» **EXERCISE MATERIAL**
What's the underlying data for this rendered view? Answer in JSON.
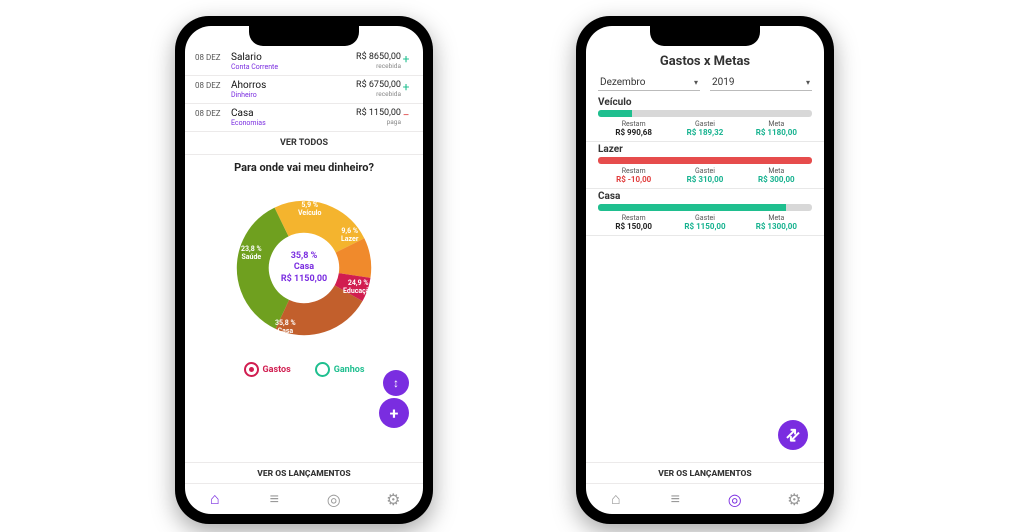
{
  "left": {
    "transactions": [
      {
        "date": "08 DEZ",
        "title": "Salario",
        "account": "Conta Corrente",
        "amount": "R$ 8650,00",
        "status": "recebida",
        "dir": "in"
      },
      {
        "date": "08 DEZ",
        "title": "Ahorros",
        "account": "Dinheiro",
        "amount": "R$ 6750,00",
        "status": "recebida",
        "dir": "in"
      },
      {
        "date": "08 DEZ",
        "title": "Casa",
        "account": "Economias",
        "amount": "R$ 1150,00",
        "status": "paga",
        "dir": "out"
      }
    ],
    "ver_todos": "VER TODOS",
    "chart_title": "Para onde vai meu dinheiro?",
    "center": {
      "pct": "35,8 %",
      "label": "Casa",
      "value": "R$ 1150,00"
    },
    "legend": {
      "gastos": "Gastos",
      "ganhos": "Ganhos"
    },
    "ver_lanc": "VER OS LANÇAMENTOS",
    "nav": {
      "home": "home",
      "list": "list",
      "target": "target",
      "settings": "settings"
    }
  },
  "right": {
    "title": "Gastos x Metas",
    "filters": {
      "month": "Dezembro",
      "year": "2019"
    },
    "cols": {
      "restam": "Restam",
      "gastei": "Gastei",
      "meta": "Meta"
    },
    "goals": [
      {
        "name": "Veículo",
        "fill": 16,
        "color": "#1fbf8f",
        "restam": "R$ 990,68",
        "restam_cls": "",
        "gastei": "R$ 189,32",
        "meta": "R$ 1180,00"
      },
      {
        "name": "Lazer",
        "fill": 100,
        "color": "#e64c4c",
        "restam": "R$ -10,00",
        "restam_cls": "red",
        "gastei": "R$ 310,00",
        "meta": "R$ 300,00"
      },
      {
        "name": "Casa",
        "fill": 88,
        "color": "#1fbf8f",
        "restam": "R$ 150,00",
        "restam_cls": "",
        "gastei": "R$ 1150,00",
        "meta": "R$ 1300,00"
      }
    ],
    "ver_lanc": "VER OS LANÇAMENTOS"
  },
  "chart_data": {
    "type": "pie",
    "title": "Para onde vai meu dinheiro?",
    "series": [
      {
        "name": "Casa",
        "pct": 35.8,
        "color": "#6fa01f",
        "value": "R$ 1150,00"
      },
      {
        "name": "Educação",
        "pct": 24.9,
        "color": "#f4b42e"
      },
      {
        "name": "Lazer",
        "pct": 9.6,
        "color": "#f08a2c"
      },
      {
        "name": "Veículo",
        "pct": 5.9,
        "color": "#d11d50"
      },
      {
        "name": "Saúde",
        "pct": 23.8,
        "color": "#c25f2c"
      }
    ],
    "highlight": {
      "name": "Casa",
      "pct": 35.8,
      "value": "R$ 1150,00"
    }
  }
}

» **SET PROBLEM**
Set down every entry word for word, but omit the pictures.

» **FINAL ANSWER**
What's the underlying data for this rendered view? Answer in JSON.
{
  "left": {
    "transactions": [
      {
        "date": "08 DEZ",
        "title": "Salario",
        "account": "Conta Corrente",
        "amount": "R$ 8650,00",
        "status": "recebida",
        "dir": "in"
      },
      {
        "date": "08 DEZ",
        "title": "Ahorros",
        "account": "Dinheiro",
        "amount": "R$ 6750,00",
        "status": "recebida",
        "dir": "in"
      },
      {
        "date": "08 DEZ",
        "title": "Casa",
        "account": "Economias",
        "amount": "R$ 1150,00",
        "status": "paga",
        "dir": "out"
      }
    ],
    "ver_todos": "VER TODOS",
    "chart_title": "Para onde vai meu dinheiro?",
    "center": {
      "pct": "35,8 %",
      "label": "Casa",
      "value": "R$ 1150,00"
    },
    "legend": {
      "gastos": "Gastos",
      "ganhos": "Ganhos"
    },
    "ver_lanc": "VER OS LANÇAMENTOS",
    "nav": {
      "home": "home",
      "list": "list",
      "target": "target",
      "settings": "settings"
    }
  },
  "right": {
    "title": "Gastos x Metas",
    "filters": {
      "month": "Dezembro",
      "year": "2019"
    },
    "cols": {
      "restam": "Restam",
      "gastei": "Gastei",
      "meta": "Meta"
    },
    "goals": [
      {
        "name": "Veículo",
        "fill": 16,
        "color": "#1fbf8f",
        "restam": "R$ 990,68",
        "restam_cls": "",
        "gastei": "R$ 189,32",
        "meta": "R$ 1180,00"
      },
      {
        "name": "Lazer",
        "fill": 100,
        "color": "#e64c4c",
        "restam": "R$ -10,00",
        "restam_cls": "red",
        "gastei": "R$ 310,00",
        "meta": "R$ 300,00"
      },
      {
        "name": "Casa",
        "fill": 88,
        "color": "#1fbf8f",
        "restam": "R$ 150,00",
        "restam_cls": "",
        "gastei": "R$ 1150,00",
        "meta": "R$ 1300,00"
      }
    ],
    "ver_lanc": "VER OS LANÇAMENTOS"
  },
  "chart_data": {
    "type": "pie",
    "title": "Para onde vai meu dinheiro?",
    "series": [
      {
        "name": "Casa",
        "pct": 35.8,
        "color": "#6fa01f",
        "value": "R$ 1150,00"
      },
      {
        "name": "Educação",
        "pct": 24.9,
        "color": "#f4b42e"
      },
      {
        "name": "Lazer",
        "pct": 9.6,
        "color": "#f08a2c"
      },
      {
        "name": "Veículo",
        "pct": 5.9,
        "color": "#d11d50"
      },
      {
        "name": "Saúde",
        "pct": 23.8,
        "color": "#c25f2c"
      }
    ],
    "highlight": {
      "name": "Casa",
      "pct": 35.8,
      "value": "R$ 1150,00"
    }
  }
}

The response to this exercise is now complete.